■ EXERCISE INPUT:

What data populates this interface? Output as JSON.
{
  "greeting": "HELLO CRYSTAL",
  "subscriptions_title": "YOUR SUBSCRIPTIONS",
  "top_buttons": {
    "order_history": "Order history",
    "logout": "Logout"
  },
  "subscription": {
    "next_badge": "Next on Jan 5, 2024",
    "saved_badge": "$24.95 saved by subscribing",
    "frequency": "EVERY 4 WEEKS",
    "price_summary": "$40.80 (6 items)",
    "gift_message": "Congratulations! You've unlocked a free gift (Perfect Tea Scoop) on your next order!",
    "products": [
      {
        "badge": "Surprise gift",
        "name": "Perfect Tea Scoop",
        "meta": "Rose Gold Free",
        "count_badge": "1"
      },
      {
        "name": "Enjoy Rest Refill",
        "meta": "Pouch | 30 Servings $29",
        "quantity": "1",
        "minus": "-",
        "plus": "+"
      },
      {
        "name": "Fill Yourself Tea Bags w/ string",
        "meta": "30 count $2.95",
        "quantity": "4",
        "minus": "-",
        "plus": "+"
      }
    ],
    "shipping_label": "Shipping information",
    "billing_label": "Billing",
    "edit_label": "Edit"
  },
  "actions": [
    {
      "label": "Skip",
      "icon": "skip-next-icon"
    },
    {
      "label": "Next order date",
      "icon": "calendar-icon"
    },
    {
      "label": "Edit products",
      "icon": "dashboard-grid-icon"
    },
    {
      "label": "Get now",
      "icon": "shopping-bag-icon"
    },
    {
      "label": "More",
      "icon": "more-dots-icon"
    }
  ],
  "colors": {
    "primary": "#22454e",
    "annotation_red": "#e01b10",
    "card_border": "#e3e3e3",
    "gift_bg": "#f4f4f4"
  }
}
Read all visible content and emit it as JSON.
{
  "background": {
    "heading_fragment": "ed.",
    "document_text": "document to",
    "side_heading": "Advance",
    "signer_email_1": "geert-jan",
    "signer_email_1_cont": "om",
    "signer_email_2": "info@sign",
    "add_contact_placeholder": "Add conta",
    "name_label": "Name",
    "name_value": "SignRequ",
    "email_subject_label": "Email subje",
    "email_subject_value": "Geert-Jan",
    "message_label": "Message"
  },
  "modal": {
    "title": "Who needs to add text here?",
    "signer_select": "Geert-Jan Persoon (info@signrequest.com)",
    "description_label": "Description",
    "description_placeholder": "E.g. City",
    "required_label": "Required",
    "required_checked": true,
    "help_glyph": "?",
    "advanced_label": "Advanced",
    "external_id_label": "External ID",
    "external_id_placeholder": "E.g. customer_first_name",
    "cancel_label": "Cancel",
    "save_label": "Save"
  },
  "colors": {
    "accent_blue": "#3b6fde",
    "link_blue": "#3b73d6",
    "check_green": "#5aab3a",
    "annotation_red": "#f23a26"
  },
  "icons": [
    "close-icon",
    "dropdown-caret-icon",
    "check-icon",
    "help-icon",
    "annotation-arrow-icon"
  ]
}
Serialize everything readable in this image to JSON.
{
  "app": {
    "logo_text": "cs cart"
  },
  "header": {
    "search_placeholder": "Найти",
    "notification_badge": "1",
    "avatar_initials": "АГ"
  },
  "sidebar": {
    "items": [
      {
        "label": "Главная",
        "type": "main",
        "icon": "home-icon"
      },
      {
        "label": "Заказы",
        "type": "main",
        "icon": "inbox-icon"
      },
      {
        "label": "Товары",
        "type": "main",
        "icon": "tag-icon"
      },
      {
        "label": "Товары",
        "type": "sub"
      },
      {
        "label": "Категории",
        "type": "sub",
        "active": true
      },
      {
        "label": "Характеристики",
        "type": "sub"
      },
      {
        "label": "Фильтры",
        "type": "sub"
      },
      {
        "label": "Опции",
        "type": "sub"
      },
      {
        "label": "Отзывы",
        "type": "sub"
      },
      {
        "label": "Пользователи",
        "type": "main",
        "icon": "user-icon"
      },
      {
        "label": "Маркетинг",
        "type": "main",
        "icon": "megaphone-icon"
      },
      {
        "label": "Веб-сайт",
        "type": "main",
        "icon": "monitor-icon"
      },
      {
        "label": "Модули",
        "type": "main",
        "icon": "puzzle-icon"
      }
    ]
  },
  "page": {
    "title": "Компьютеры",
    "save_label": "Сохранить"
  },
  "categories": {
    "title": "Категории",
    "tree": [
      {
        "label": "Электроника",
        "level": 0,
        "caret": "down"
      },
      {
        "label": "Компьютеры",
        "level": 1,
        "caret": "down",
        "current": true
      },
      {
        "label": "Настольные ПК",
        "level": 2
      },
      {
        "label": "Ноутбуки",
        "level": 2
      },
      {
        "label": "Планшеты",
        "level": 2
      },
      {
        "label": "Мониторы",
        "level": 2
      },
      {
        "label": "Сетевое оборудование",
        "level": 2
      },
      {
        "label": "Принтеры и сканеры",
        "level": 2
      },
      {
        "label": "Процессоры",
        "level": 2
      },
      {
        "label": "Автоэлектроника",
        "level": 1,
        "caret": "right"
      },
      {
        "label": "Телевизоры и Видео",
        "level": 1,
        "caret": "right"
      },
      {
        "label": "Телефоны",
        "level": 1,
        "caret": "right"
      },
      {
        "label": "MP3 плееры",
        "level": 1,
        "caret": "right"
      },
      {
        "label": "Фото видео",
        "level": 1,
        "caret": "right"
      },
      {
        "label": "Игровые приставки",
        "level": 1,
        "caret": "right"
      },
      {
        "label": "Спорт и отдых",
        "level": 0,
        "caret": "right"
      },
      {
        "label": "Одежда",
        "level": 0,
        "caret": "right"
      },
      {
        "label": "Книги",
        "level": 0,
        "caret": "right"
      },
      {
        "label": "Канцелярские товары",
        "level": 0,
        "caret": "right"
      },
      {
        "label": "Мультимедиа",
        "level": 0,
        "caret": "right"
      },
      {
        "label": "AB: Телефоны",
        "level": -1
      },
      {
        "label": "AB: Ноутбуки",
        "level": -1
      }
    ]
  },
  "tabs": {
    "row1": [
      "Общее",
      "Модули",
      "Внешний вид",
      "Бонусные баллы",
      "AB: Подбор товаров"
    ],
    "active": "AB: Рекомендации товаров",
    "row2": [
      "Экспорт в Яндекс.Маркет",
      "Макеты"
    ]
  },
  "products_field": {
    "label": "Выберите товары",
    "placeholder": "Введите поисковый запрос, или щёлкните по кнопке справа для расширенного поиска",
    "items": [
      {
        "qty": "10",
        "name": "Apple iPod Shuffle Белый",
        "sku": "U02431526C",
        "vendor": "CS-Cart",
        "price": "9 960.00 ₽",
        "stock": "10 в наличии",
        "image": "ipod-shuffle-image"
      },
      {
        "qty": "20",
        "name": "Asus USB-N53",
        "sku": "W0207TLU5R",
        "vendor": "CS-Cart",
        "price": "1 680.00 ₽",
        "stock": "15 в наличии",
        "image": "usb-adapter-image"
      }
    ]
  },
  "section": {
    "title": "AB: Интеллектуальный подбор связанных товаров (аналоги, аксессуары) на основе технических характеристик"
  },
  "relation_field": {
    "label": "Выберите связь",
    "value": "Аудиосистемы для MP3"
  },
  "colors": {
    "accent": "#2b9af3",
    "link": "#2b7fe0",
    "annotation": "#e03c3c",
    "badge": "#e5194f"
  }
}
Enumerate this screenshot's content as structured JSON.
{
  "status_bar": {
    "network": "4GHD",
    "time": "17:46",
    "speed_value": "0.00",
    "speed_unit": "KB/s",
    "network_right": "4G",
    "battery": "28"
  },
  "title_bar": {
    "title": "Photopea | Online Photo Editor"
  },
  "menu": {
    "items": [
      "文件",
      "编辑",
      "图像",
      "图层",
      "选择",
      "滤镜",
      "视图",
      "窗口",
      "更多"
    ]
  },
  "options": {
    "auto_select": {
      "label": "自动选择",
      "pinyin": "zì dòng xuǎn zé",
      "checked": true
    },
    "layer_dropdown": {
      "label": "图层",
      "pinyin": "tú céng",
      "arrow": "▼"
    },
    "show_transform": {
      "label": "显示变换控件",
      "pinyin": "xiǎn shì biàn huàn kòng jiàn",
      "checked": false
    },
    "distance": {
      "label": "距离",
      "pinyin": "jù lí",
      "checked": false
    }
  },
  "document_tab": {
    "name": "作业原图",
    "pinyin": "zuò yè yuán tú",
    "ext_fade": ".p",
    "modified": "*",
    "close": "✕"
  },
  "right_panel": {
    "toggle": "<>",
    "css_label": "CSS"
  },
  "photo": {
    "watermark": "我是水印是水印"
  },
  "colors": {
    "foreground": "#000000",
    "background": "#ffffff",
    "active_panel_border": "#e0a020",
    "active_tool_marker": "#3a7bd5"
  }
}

■ WRITTEN TASK: Your task is to transcribe the line containing "Enumerate this screenshot's" and every line after it, through the last line of the data, exactly as written and with nothing more.

■ ANSWER BELOW:
Enumerate this screenshot's content as structured JSON.
{
  "status_bar": {
    "network": "4GHD",
    "time": "17:46",
    "speed_value": "0.00",
    "speed_unit": "KB/s",
    "network_right": "4G",
    "battery": "28"
  },
  "title_bar": {
    "title": "Photopea | Online Photo Editor"
  },
  "menu": {
    "items": [
      "文件",
      "编辑",
      "图像",
      "图层",
      "选择",
      "滤镜",
      "视图",
      "窗口",
      "更多"
    ]
  },
  "options": {
    "auto_select": {
      "label": "自动选择",
      "pinyin": "zì dòng xuǎn zé",
      "checked": true
    },
    "layer_dropdown": {
      "label": "图层",
      "pinyin": "tú céng",
      "arrow": "▼"
    },
    "show_transform": {
      "label": "显示变换控件",
      "pinyin": "xiǎn shì biàn huàn kòng jiàn",
      "checked": false
    },
    "distance": {
      "label": "距离",
      "pinyin": "jù lí",
      "checked": false
    }
  },
  "document_tab": {
    "name": "作业原图",
    "pinyin": "zuò yè yuán tú",
    "ext_fade": ".p",
    "modified": "*",
    "close": "✕"
  },
  "right_panel": {
    "toggle": "<>",
    "css_label": "CSS"
  },
  "photo": {
    "watermark": "我是水印是水印"
  },
  "colors": {
    "foreground": "#000000",
    "background": "#ffffff",
    "active_panel_border": "#e0a020",
    "active_tool_marker": "#3a7bd5"
  }
}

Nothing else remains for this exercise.